◆ STATED GOAL
Render every line of the records as a Markdown table with the columns Row and Line, skipping blank lines and leaving out the pictures.

◆ DATA TO PROCESS
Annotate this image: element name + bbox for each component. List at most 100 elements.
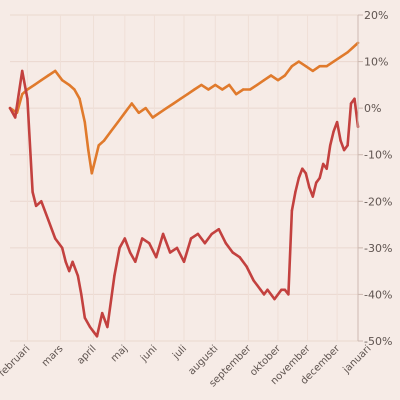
series-1-point — [325, 65, 328, 68]
series-2-point — [8, 106, 12, 110]
series-1-point — [200, 83, 203, 87]
x-axis: februari mars april maj juni juliaugustisepte… — [0, 343, 374, 390]
series-2-point — [34, 204, 38, 208]
series-2-point — [349, 102, 353, 105]
series-1-point — [172, 102, 175, 105]
series-1-point — [290, 65, 294, 68]
series-2-point — [290, 209, 294, 212]
series-2-point — [64, 260, 67, 263]
y-tick-label: -30% — [364, 242, 392, 255]
series-1-point — [297, 60, 300, 63]
series-1-point — [351, 46, 354, 49]
series-1-point — [276, 79, 280, 82]
series-2-point — [315, 181, 318, 184]
series-2-point — [21, 69, 24, 73]
series-1-point — [123, 111, 127, 115]
series-2-point — [47, 218, 50, 222]
y-tick-label: 20% — [364, 9, 388, 22]
series-1-point — [144, 106, 147, 110]
series-2-point — [17, 93, 20, 96]
series-2-point — [196, 232, 200, 236]
x-tick-label: maj — [109, 343, 130, 364]
series-2-point — [245, 265, 248, 268]
series-1-point — [311, 69, 314, 73]
series-1-point — [73, 88, 76, 91]
series-2-point — [318, 176, 321, 180]
series-1-point — [130, 102, 133, 105]
series-2-point — [68, 269, 71, 273]
series-2-point — [255, 283, 259, 287]
series-1-point — [116, 120, 120, 124]
series-1-point — [248, 88, 252, 91]
series-1-point — [61, 79, 64, 82]
series-2-point — [217, 228, 220, 231]
series-1-point — [214, 83, 217, 87]
series-1-point — [283, 74, 287, 77]
series-2-point — [88, 325, 92, 329]
series-1-point — [235, 93, 238, 96]
series-1-point — [137, 111, 140, 115]
series-layer — [8, 41, 360, 338]
x-tick-label: april — [75, 343, 98, 366]
series-2-point — [280, 288, 283, 291]
series-2-point — [262, 293, 266, 296]
series-1-point — [193, 88, 196, 91]
series-2-point — [76, 274, 80, 277]
series-2-point — [210, 232, 213, 236]
series-2-point — [101, 311, 104, 315]
series-2-point — [266, 288, 269, 291]
y-tick-label: -40% — [364, 288, 392, 301]
series-2-point — [14, 116, 17, 119]
series-line-2 — [8, 69, 360, 338]
series-1-point — [318, 65, 321, 68]
series-1-point — [97, 144, 100, 147]
series-2-point — [252, 279, 255, 282]
series-2-point — [332, 130, 335, 133]
series-1-point — [109, 130, 113, 133]
series-2-point — [95, 335, 99, 338]
series-2-point — [297, 176, 300, 180]
y-tick-label: -10% — [364, 149, 392, 162]
series-2-point — [148, 242, 151, 245]
series-1-point — [346, 51, 349, 54]
series-1-point — [151, 116, 154, 119]
series-2-point — [273, 297, 276, 301]
series-1-point — [207, 88, 210, 91]
series-2-point — [339, 139, 342, 142]
series-1-point — [339, 55, 342, 59]
x-tick-label: mars — [40, 343, 66, 369]
y-tick-label: -20% — [364, 195, 392, 208]
series-2-point — [276, 293, 280, 296]
series-2-point — [335, 120, 339, 124]
series-2-point — [342, 148, 346, 152]
y-tick-label: 10% — [364, 56, 388, 69]
series-2-point — [141, 237, 144, 240]
x-tick-label: augusti — [186, 343, 220, 377]
series-2-point — [231, 251, 234, 254]
series-2-point — [92, 330, 95, 333]
series-2-point — [118, 246, 121, 250]
series-1-point — [68, 83, 71, 87]
series-2-point — [322, 162, 325, 166]
series-2-point — [83, 316, 87, 319]
series-2-point — [175, 246, 179, 250]
series-1-point — [255, 83, 259, 87]
series-2-point — [283, 288, 287, 291]
series-2-point — [259, 288, 262, 291]
series-2-point — [106, 325, 109, 329]
x-tick-label: februari — [0, 343, 33, 379]
series-2-point — [329, 144, 332, 147]
series-1-point — [87, 148, 90, 152]
series-2-point — [128, 251, 132, 254]
series-2-point — [203, 242, 207, 245]
series-1-point — [40, 79, 43, 82]
series-1-point — [332, 60, 335, 63]
series-2-point — [168, 251, 172, 254]
series-2-point — [182, 260, 186, 263]
series-1-point — [33, 83, 36, 87]
series-1-point — [47, 74, 50, 77]
x-tick-label: januari — [341, 343, 374, 376]
series-1-point — [186, 93, 189, 96]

◆ TASK RESULT
| Row | Line |
|---|---|
| 1 | Annotate this image: element name + bbox for each component. List at most 100 elements. |
| 2 | series-1-point — [325, 65, 328, 68] |
| 3 | series-2-point — [8, 106, 12, 110] |
| 4 | series-1-point — [200, 83, 203, 87] |
| 5 | x-axis: februari mars april maj juni juliaugustisepte… — [0, 343, 374, 390] |
| 6 | series-2-point — [34, 204, 38, 208] |
| 7 | series-2-point — [349, 102, 353, 105] |
| 8 | series-1-point — [172, 102, 175, 105] |
| 9 | series-1-point — [290, 65, 294, 68] |
| 10 | series-2-point — [290, 209, 294, 212] |
| 11 | series-2-point — [64, 260, 67, 263] |
| 12 | y-tick-label: -30% — [364, 242, 392, 255] |
| 13 | series-1-point — [297, 60, 300, 63] |
| 14 | series-1-point — [351, 46, 354, 49] |
| 15 | series-1-point — [276, 79, 280, 82] |
| 16 | series-2-point — [315, 181, 318, 184] |
| 17 | series-2-point — [21, 69, 24, 73] |
| 18 | series-1-point — [123, 111, 127, 115] |
| 19 | series-2-point — [47, 218, 50, 222] |
| 20 | y-tick-label: 20% — [364, 9, 388, 22] |
| 21 | series-1-point — [144, 106, 147, 110] |
| 22 | series-2-point — [17, 93, 20, 96] |
| 23 | series-2-point — [196, 232, 200, 236] |
| 24 | x-tick-label: maj — [109, 343, 130, 364] |
| 25 | series-2-point — [245, 265, 248, 268] |
| 26 | series-1-point — [311, 69, 314, 73] |
| 27 | series-1-point — [73, 88, 76, 91] |
| 28 | series-2-point — [318, 176, 321, 180] |
| 29 | series-1-point — [130, 102, 133, 105] |
| 30 | series-2-point — [68, 269, 71, 273] |
| 31 | series-2-point — [255, 283, 259, 287] |
| 32 | series-1-point — [116, 120, 120, 124] |
| 33 | series-1-point — [248, 88, 252, 91] |
| 34 | series-1-point — [61, 79, 64, 82] |
| 35 | series-2-point — [217, 228, 220, 231] |
| 36 | series-1-point — [214, 83, 217, 87] |
| 37 | series-1-point — [283, 74, 287, 77] |
| 38 | series-2-point — [88, 325, 92, 329] |
| 39 | series-1-point — [235, 93, 238, 96] |
| 40 | series-1-point — [137, 111, 140, 115] |
| 41 | series-layer — [8, 41, 360, 338] |
| 42 | x-tick-label: april — [75, 343, 98, 366] |
| 43 | series-2-point — [280, 288, 283, 291] |
| 44 | series-2-point — [262, 293, 266, 296] |
| 45 | series-1-point — [193, 88, 196, 91] |
| 46 | series-2-point — [76, 274, 80, 277] |
| 47 | series-2-point — [210, 232, 213, 236] |
| 48 | series-2-point — [101, 311, 104, 315] |
| 49 | series-2-point — [266, 288, 269, 291] |
| 50 | y-tick-label: -40% — [364, 288, 392, 301] |
| 51 | series-2-point — [14, 116, 17, 119] |
| 52 | series-line-2 — [8, 69, 360, 338] |
| 53 | series-1-point — [318, 65, 321, 68] |
| 54 | series-1-point — [97, 144, 100, 147] |
| 55 | series-2-point — [252, 279, 255, 282] |
| 56 | series-2-point — [332, 130, 335, 133] |
| 57 | series-1-point — [109, 130, 113, 133] |
| 58 | series-2-point — [95, 335, 99, 338] |
| 59 | series-2-point — [297, 176, 300, 180] |
| 60 | y-tick-label: -10% — [364, 149, 392, 162] |
| 61 | series-2-point — [148, 242, 151, 245] |
| 62 | series-1-point — [346, 51, 349, 54] |
| 63 | series-1-point — [151, 116, 154, 119] |
| 64 | series-2-point — [273, 297, 276, 301] |
| 65 | series-1-point — [207, 88, 210, 91] |
| 66 | series-2-point — [339, 139, 342, 142] |
| 67 | series-1-point — [339, 55, 342, 59] |
| 68 | x-tick-label: mars — [40, 343, 66, 369] |
| 69 | y-tick-label: -20% — [364, 195, 392, 208] |
| 70 | series-2-point — [276, 293, 280, 296] |
| 71 | series-2-point — [335, 120, 339, 124] |
| 72 | series-2-point — [342, 148, 346, 152] |
| 73 | y-tick-label: 10% — [364, 56, 388, 69] |
| 74 | series-2-point — [141, 237, 144, 240] |
| 75 | x-tick-label: augusti — [186, 343, 220, 377] |
| 76 | series-2-point — [231, 251, 234, 254] |
| 77 | series-2-point — [92, 330, 95, 333] |
| 78 | series-2-point — [118, 246, 121, 250] |
| 79 | series-1-point — [68, 83, 71, 87] |
| 80 | series-2-point — [322, 162, 325, 166] |
| 81 | series-2-point — [83, 316, 87, 319] |
| 82 | series-2-point — [175, 246, 179, 250] |
| 83 | series-1-point — [255, 83, 259, 87] |
| 84 | series-2-point — [283, 288, 287, 291] |
| 85 | series-2-point — [259, 288, 262, 291] |
| 86 | series-2-point — [106, 325, 109, 329] |
| 87 | x-tick-label: februari — [0, 343, 33, 379] |
| 88 | series-2-point — [329, 144, 332, 147] |
| 89 | series-1-point — [87, 148, 90, 152] |
| 90 | series-2-point — [128, 251, 132, 254] |
| 91 | series-2-point — [203, 242, 207, 245] |
| 92 | series-1-point — [40, 79, 43, 82] |
| 93 | series-1-point — [332, 60, 335, 63] |
| 94 | series-2-point — [168, 251, 172, 254] |
| 95 | series-2-point — [182, 260, 186, 263] |
| 96 | series-1-point — [33, 83, 36, 87] |
| 97 | series-1-point — [47, 74, 50, 77] |
| 98 | x-tick-label: januari — [341, 343, 374, 376] |
| 99 | series-1-point — [186, 93, 189, 96] |